Collect every line in the records below that contains the word "Показатели".

SUPPLIED MATERIAL:
===============
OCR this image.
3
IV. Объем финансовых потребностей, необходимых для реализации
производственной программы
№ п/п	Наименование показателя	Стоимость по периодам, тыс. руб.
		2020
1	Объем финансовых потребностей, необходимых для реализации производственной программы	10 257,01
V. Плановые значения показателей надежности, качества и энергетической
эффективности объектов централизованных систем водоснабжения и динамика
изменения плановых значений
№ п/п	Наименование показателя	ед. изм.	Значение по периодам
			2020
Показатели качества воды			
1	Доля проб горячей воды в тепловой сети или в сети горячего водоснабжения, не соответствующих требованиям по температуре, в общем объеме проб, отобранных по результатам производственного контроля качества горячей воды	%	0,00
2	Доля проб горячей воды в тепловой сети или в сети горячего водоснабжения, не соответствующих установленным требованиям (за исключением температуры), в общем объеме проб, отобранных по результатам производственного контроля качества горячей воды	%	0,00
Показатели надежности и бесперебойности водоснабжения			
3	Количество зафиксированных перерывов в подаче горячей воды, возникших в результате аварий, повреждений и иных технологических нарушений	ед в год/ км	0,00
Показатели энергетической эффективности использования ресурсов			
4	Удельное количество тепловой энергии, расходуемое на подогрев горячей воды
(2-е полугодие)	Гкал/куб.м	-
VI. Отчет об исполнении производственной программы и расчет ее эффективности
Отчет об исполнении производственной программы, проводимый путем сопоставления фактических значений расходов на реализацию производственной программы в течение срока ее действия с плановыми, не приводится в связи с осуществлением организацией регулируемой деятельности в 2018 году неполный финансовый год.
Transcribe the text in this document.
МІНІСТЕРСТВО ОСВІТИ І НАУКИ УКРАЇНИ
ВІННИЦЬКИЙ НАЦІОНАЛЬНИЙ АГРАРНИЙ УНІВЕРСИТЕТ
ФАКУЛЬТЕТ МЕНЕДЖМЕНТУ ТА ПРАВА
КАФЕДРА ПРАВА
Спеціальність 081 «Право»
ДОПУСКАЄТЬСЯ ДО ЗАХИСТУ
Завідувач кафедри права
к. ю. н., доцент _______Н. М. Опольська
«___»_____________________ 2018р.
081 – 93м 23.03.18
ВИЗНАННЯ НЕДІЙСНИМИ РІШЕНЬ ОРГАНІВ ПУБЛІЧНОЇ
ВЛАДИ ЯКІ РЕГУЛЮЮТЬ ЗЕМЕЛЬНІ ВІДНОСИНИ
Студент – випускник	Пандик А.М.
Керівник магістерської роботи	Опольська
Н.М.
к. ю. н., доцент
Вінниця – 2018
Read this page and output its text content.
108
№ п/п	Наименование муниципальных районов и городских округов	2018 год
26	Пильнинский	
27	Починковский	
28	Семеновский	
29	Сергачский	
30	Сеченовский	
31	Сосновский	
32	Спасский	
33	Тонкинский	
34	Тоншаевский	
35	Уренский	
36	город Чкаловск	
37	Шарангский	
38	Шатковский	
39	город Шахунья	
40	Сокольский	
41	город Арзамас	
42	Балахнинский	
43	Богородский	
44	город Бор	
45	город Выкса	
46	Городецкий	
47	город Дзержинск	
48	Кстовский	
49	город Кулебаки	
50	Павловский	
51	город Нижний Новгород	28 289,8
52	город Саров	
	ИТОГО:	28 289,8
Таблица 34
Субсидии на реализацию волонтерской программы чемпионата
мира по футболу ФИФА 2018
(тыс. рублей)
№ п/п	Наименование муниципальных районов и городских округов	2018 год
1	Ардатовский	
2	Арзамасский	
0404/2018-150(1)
===============
COMPLETE ANSWER:
Показатели качества воды			
Показатели надежности и бесперебойности водоснабжения			
Показатели энергетической эффективности использования ресурсов			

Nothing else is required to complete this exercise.